▶ _Stated exercise_: Go through the material below and copy each line where the word "threshold" appears.

── Material for this task

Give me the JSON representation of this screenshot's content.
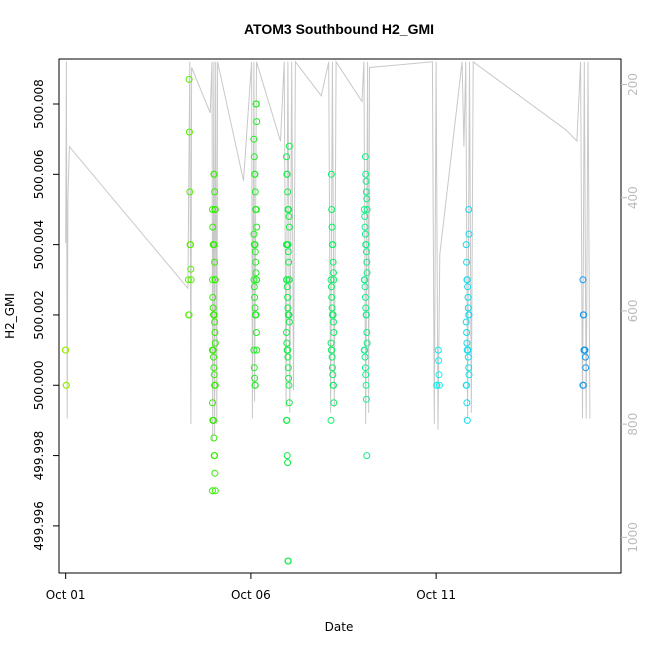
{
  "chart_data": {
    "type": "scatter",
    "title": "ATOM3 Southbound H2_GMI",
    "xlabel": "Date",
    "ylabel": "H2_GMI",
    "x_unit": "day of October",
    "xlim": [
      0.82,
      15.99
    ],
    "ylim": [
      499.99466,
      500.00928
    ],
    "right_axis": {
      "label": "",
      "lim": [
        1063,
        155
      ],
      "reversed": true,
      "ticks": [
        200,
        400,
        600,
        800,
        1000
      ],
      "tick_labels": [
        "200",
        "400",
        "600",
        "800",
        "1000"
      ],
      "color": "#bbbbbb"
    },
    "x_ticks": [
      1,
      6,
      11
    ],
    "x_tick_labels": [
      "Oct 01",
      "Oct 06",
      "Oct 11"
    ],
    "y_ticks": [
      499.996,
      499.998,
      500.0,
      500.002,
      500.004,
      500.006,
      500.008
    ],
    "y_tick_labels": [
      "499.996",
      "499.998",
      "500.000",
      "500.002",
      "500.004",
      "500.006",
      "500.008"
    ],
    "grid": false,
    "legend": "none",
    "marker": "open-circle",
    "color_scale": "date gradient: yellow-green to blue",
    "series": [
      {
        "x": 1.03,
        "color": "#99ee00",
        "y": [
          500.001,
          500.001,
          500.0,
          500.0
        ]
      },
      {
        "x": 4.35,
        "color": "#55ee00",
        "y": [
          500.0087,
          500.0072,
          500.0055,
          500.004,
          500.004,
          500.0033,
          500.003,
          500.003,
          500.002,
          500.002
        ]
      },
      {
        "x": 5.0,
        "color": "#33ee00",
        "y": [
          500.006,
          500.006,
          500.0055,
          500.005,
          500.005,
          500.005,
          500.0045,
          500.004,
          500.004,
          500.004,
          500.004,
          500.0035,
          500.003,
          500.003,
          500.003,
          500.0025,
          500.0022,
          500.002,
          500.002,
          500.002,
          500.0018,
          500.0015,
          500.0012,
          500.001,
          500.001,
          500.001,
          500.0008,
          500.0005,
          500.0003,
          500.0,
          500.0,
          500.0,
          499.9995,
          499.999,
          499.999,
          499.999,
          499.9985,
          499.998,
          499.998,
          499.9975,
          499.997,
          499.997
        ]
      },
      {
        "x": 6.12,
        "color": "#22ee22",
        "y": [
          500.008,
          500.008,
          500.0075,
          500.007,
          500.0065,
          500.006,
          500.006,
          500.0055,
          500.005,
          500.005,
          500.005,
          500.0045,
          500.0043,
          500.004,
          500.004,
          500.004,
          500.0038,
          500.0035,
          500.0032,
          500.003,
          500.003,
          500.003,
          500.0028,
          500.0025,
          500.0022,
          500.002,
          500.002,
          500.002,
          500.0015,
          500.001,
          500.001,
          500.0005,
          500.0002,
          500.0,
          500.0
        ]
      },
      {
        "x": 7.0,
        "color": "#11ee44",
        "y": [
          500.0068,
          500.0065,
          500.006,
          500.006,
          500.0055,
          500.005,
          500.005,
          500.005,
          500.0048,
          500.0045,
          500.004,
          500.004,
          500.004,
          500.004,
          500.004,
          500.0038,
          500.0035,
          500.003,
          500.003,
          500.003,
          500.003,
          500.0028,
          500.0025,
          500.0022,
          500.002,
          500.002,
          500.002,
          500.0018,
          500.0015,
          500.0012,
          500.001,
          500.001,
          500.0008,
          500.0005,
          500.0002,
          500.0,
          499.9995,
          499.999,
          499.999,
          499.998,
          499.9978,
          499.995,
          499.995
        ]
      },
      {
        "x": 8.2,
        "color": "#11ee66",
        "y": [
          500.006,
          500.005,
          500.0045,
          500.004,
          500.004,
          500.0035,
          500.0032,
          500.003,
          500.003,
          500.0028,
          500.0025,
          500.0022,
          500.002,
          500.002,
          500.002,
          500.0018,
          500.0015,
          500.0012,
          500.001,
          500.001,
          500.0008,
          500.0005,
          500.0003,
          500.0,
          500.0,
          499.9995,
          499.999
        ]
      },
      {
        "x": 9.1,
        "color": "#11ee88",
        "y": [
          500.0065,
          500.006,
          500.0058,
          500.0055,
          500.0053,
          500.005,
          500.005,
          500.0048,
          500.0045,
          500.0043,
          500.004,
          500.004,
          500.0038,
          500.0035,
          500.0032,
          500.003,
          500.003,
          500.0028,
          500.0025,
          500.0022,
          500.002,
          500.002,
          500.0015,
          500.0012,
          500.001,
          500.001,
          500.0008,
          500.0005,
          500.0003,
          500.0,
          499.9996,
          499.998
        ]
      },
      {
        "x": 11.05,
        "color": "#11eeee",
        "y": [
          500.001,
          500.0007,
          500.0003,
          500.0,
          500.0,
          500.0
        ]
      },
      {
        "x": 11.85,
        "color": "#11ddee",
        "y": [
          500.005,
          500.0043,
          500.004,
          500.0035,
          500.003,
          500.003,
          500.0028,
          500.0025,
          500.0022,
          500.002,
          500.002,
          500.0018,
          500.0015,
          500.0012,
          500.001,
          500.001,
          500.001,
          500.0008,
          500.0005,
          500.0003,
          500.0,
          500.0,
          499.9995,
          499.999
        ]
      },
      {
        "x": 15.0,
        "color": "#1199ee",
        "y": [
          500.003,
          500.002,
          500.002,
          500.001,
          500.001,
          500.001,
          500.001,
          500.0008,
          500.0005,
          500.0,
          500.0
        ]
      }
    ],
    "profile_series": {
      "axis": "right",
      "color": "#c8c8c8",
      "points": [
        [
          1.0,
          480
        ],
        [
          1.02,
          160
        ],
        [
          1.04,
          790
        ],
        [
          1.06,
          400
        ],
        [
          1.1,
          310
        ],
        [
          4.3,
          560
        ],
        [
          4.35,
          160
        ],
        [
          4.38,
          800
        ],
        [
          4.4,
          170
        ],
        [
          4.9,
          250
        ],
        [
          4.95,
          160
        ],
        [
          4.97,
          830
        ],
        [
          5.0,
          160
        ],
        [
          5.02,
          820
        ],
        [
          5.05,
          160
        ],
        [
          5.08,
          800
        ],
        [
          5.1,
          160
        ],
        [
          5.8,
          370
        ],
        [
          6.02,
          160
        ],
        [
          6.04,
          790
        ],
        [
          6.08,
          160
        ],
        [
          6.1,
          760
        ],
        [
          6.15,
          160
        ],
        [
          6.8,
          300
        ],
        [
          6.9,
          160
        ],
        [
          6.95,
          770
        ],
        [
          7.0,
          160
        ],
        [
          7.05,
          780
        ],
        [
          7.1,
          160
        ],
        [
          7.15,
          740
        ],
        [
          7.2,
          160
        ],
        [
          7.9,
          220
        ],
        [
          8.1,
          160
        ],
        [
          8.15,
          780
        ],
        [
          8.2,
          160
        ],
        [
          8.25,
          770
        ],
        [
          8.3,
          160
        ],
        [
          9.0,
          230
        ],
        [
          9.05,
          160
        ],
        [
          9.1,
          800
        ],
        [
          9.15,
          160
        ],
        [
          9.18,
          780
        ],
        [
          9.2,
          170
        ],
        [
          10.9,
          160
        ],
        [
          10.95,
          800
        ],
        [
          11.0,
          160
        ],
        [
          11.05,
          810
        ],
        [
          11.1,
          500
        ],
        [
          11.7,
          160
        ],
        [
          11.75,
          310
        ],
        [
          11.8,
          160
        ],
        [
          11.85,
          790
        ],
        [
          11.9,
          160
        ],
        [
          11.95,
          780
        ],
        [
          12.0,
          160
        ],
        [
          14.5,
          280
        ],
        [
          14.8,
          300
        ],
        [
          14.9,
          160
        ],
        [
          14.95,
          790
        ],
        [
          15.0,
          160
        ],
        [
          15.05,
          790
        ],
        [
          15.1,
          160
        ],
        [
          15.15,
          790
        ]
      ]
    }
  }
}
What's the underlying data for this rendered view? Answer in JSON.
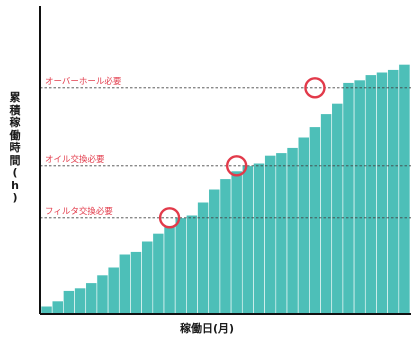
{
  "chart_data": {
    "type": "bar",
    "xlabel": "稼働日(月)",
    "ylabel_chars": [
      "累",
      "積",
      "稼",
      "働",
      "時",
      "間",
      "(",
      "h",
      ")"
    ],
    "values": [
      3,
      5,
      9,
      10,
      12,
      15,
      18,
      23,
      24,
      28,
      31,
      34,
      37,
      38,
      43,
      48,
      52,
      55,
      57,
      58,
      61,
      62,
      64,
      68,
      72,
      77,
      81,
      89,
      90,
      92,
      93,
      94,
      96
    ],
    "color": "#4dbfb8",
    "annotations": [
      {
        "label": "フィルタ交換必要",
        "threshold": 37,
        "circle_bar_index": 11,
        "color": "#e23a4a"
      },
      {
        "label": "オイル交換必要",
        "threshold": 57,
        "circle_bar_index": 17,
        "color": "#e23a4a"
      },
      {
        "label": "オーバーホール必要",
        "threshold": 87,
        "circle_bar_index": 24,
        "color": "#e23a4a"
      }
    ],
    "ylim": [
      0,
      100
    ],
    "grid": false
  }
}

────

▶ _Expected answer_:
        "threshold": 37,
        "threshold": 57,
        "threshold": 87,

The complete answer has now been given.